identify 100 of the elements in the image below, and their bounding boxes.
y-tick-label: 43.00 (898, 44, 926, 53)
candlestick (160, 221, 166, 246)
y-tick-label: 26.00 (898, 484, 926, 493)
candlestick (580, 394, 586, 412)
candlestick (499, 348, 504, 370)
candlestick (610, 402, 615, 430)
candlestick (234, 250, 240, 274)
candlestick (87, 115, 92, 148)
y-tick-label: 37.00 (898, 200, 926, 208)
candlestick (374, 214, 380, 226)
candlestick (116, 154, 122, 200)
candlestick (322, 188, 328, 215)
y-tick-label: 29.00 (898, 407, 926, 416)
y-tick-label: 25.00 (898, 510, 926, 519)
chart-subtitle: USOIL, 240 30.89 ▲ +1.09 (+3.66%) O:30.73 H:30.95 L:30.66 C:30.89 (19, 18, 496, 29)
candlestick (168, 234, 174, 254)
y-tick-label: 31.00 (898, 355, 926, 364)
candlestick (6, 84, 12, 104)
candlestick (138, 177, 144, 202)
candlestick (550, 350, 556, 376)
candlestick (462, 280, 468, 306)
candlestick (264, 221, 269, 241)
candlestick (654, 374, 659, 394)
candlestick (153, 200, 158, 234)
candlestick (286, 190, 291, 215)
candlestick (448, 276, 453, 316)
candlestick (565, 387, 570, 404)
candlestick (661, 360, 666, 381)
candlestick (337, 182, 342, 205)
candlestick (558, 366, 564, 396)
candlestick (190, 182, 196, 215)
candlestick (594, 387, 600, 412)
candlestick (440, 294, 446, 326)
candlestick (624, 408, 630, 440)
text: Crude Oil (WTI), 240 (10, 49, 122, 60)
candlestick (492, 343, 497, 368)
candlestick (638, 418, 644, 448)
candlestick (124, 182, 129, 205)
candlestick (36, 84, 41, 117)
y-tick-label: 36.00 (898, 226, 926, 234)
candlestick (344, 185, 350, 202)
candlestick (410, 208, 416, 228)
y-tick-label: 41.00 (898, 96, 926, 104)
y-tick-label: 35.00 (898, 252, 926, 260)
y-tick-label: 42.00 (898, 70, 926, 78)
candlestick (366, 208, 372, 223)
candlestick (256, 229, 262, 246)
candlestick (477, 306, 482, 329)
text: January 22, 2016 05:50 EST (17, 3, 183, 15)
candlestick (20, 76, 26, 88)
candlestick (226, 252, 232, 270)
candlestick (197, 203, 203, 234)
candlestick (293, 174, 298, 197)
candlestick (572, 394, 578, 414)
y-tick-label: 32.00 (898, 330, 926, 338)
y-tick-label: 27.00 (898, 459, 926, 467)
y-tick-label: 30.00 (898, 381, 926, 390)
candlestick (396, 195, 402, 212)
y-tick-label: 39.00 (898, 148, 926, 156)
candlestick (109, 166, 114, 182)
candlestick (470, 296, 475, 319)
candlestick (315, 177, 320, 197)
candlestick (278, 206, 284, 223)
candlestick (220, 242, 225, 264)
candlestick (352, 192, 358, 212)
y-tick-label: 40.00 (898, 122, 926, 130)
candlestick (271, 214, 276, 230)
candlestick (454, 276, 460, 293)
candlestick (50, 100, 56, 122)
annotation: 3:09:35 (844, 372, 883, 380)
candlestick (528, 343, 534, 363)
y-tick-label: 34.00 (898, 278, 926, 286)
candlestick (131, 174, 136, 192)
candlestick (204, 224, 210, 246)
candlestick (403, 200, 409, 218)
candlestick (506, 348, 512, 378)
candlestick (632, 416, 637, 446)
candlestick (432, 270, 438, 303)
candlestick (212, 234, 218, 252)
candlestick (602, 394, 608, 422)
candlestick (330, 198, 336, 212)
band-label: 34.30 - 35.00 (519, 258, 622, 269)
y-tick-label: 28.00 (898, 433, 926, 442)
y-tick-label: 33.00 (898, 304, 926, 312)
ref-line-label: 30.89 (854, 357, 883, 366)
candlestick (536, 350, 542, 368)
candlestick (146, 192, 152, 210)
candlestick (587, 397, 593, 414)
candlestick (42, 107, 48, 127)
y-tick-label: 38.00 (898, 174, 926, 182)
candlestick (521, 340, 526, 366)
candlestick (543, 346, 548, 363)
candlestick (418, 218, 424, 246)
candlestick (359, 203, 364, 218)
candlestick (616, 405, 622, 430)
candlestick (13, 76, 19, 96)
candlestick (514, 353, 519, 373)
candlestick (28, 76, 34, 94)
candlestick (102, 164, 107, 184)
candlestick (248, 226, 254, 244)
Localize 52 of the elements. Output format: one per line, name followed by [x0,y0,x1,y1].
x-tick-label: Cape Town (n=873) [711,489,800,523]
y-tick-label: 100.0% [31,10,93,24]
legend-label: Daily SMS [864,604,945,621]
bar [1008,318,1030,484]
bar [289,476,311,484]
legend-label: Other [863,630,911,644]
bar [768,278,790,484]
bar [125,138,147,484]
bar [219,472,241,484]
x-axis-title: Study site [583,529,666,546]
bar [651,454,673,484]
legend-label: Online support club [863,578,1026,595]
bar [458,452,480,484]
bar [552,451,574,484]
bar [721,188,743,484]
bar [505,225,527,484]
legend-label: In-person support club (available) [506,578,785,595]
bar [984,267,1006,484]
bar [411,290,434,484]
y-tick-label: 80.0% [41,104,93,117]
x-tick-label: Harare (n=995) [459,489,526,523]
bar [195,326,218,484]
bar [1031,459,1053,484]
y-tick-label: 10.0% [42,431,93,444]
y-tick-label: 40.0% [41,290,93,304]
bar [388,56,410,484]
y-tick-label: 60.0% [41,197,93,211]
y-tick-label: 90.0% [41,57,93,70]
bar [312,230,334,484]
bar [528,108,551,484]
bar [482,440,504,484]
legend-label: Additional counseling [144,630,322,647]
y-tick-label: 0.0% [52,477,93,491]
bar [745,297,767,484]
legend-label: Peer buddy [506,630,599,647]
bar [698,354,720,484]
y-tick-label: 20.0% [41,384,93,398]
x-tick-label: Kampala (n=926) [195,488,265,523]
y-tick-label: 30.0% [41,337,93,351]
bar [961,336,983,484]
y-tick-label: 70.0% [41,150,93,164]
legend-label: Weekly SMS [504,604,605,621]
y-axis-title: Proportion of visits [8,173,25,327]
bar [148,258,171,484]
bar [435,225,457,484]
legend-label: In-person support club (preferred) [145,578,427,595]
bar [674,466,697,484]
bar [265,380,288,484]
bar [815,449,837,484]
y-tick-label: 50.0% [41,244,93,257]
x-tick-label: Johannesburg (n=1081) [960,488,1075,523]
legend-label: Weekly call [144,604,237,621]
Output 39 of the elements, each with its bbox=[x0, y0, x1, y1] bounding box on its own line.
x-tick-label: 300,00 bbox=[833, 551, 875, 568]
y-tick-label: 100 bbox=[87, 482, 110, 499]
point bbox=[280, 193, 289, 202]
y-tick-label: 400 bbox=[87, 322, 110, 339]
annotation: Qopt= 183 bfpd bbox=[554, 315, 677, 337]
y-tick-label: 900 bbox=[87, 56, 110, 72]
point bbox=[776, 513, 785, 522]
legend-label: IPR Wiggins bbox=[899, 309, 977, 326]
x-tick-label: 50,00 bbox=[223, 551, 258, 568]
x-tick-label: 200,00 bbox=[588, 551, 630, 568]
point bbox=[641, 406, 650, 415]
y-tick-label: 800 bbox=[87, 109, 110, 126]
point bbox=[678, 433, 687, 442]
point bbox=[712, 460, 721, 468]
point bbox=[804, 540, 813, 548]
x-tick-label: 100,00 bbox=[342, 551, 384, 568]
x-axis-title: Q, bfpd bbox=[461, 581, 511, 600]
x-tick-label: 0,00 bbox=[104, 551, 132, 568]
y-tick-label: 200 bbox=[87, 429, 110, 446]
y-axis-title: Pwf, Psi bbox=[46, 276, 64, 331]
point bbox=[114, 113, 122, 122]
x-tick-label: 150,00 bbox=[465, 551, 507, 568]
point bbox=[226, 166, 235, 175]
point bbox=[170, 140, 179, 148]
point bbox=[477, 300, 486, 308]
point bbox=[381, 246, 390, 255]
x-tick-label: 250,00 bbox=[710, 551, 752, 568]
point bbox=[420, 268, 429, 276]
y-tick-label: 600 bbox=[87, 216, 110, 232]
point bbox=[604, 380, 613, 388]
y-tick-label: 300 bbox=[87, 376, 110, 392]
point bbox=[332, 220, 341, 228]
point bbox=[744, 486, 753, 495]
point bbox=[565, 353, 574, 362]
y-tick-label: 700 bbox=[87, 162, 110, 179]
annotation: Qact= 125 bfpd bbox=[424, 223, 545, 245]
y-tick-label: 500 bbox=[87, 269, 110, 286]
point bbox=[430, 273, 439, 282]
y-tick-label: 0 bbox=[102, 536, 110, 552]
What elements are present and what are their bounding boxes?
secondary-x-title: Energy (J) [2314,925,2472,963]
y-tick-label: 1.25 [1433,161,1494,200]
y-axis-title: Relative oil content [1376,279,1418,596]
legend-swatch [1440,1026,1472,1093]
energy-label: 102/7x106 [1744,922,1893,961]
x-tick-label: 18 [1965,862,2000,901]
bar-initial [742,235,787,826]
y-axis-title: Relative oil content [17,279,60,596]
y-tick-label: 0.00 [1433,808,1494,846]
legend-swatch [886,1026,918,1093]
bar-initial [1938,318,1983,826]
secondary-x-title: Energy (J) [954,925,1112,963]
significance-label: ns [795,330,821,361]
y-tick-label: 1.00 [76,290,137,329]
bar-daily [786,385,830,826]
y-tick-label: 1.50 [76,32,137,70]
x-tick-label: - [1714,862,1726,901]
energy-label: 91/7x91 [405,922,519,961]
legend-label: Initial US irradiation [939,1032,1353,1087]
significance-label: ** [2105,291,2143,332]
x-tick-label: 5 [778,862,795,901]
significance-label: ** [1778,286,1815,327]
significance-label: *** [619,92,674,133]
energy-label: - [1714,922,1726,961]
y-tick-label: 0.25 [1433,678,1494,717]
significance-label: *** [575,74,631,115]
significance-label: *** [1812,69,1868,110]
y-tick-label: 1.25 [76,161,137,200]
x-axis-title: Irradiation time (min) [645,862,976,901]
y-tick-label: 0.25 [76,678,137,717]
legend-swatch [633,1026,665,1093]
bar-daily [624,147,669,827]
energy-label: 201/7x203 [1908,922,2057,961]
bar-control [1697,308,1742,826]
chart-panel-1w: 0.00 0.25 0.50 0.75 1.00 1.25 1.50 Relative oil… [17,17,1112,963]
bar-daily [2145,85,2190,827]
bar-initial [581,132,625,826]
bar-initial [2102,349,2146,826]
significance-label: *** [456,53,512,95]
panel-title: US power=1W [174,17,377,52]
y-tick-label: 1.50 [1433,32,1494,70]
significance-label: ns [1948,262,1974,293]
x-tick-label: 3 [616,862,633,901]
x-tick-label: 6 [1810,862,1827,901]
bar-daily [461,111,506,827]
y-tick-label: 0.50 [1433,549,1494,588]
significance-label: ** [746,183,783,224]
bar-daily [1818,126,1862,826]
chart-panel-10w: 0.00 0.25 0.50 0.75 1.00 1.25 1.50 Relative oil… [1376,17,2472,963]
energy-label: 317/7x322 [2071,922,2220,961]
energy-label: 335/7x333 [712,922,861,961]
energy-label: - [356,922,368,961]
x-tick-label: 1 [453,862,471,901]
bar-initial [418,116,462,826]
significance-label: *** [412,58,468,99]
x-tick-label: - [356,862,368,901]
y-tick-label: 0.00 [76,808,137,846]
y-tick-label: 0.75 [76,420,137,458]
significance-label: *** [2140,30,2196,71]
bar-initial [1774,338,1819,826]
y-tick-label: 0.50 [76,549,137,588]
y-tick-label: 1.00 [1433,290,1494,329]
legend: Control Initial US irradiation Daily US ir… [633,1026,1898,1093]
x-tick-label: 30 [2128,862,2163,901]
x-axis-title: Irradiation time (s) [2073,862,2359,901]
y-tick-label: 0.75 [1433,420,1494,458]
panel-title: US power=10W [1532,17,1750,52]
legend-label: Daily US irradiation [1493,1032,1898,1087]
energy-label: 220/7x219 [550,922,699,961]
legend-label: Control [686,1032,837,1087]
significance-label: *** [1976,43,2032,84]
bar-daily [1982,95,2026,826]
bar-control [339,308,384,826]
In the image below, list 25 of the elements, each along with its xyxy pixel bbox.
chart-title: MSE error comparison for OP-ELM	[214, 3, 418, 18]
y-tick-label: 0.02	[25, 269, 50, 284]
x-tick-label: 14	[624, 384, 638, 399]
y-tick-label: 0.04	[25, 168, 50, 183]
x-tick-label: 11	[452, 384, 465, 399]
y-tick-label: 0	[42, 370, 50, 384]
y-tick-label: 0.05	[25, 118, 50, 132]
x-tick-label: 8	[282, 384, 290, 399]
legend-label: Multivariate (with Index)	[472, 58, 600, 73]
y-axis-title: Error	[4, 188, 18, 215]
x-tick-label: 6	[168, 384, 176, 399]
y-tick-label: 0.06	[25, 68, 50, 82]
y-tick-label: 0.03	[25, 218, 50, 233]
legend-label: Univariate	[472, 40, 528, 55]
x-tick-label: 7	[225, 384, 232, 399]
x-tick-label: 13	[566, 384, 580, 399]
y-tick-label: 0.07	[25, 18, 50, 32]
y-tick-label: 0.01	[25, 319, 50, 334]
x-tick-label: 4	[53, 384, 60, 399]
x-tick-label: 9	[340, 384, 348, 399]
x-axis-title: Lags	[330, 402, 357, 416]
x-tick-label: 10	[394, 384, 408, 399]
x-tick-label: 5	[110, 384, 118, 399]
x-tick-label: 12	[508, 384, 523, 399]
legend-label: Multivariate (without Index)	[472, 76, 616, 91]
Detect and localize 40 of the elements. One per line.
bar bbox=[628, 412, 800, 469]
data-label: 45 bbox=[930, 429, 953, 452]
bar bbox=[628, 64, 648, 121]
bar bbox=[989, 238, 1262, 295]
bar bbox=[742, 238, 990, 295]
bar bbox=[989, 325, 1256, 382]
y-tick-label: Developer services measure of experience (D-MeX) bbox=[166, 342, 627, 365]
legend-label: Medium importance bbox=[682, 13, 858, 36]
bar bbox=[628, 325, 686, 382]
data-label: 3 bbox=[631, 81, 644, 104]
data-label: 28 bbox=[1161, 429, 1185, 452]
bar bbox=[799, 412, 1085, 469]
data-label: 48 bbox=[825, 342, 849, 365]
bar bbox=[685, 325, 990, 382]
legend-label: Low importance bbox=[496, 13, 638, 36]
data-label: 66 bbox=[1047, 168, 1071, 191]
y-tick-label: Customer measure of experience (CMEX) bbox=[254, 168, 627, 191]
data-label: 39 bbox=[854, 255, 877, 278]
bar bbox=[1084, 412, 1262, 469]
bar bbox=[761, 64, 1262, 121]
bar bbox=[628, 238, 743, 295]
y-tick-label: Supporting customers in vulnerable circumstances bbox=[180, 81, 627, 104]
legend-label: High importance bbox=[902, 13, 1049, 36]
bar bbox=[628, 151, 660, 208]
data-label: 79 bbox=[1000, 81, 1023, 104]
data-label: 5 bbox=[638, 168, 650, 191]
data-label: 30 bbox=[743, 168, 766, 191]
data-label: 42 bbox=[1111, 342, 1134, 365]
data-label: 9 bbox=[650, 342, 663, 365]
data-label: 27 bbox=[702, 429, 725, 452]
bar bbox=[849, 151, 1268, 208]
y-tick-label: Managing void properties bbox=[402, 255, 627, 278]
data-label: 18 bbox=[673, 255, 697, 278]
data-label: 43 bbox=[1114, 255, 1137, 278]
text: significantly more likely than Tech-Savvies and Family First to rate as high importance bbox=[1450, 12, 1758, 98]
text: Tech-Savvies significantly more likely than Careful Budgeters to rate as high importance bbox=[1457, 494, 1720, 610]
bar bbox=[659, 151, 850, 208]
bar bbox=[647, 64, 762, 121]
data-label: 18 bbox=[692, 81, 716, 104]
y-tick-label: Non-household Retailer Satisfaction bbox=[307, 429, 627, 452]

================

Exercise aim | Starting at the beginning of the listing and ending at the line that contains "y-tick-label: 27.00 (898, 459, 926, 467)", replace every "candlestick" with "candle" and give those lines back with nothing else changed.

Full response |
identify 100 of the elements in the image below, and their bounding boxes.
y-tick-label: 43.00 (898, 44, 926, 53)
candle (160, 221, 166, 246)
y-tick-label: 26.00 (898, 484, 926, 493)
candle (580, 394, 586, 412)
candle (499, 348, 504, 370)
candle (610, 402, 615, 430)
candle (234, 250, 240, 274)
candle (87, 115, 92, 148)
y-tick-label: 37.00 (898, 200, 926, 208)
candle (374, 214, 380, 226)
candle (116, 154, 122, 200)
candle (322, 188, 328, 215)
y-tick-label: 29.00 (898, 407, 926, 416)
y-tick-label: 25.00 (898, 510, 926, 519)
chart-subtitle: USOIL, 240 30.89 ▲ +1.09 (+3.66%) O:30.73 H:30.95 L:30.66 C:30.89 (19, 18, 496, 29)
candle (168, 234, 174, 254)
y-tick-label: 31.00 (898, 355, 926, 364)
candle (6, 84, 12, 104)
candle (138, 177, 144, 202)
candle (550, 350, 556, 376)
candle (462, 280, 468, 306)
candle (264, 221, 269, 241)
candle (654, 374, 659, 394)
candle (153, 200, 158, 234)
candle (286, 190, 291, 215)
candle (448, 276, 453, 316)
candle (565, 387, 570, 404)
candle (661, 360, 666, 381)
candle (337, 182, 342, 205)
candle (558, 366, 564, 396)
candle (190, 182, 196, 215)
candle (594, 387, 600, 412)
candle (440, 294, 446, 326)
candle (624, 408, 630, 440)
text: Crude Oil (WTI), 240 (10, 49, 122, 60)
candle (492, 343, 497, 368)
candle (638, 418, 644, 448)
candle (124, 182, 129, 205)
candle (36, 84, 41, 117)
y-tick-label: 36.00 (898, 226, 926, 234)
candle (344, 185, 350, 202)
candle (410, 208, 416, 228)
y-tick-label: 41.00 (898, 96, 926, 104)
y-tick-label: 35.00 (898, 252, 926, 260)
y-tick-label: 42.00 (898, 70, 926, 78)
candle (366, 208, 372, 223)
candle (256, 229, 262, 246)
candle (477, 306, 482, 329)
text: January 22, 2016 05:50 EST (17, 3, 183, 15)
candle (20, 76, 26, 88)
candle (226, 252, 232, 270)
candle (197, 203, 203, 234)
candle (293, 174, 298, 197)
candle (572, 394, 578, 414)
y-tick-label: 32.00 (898, 330, 926, 338)
y-tick-label: 27.00 (898, 459, 926, 467)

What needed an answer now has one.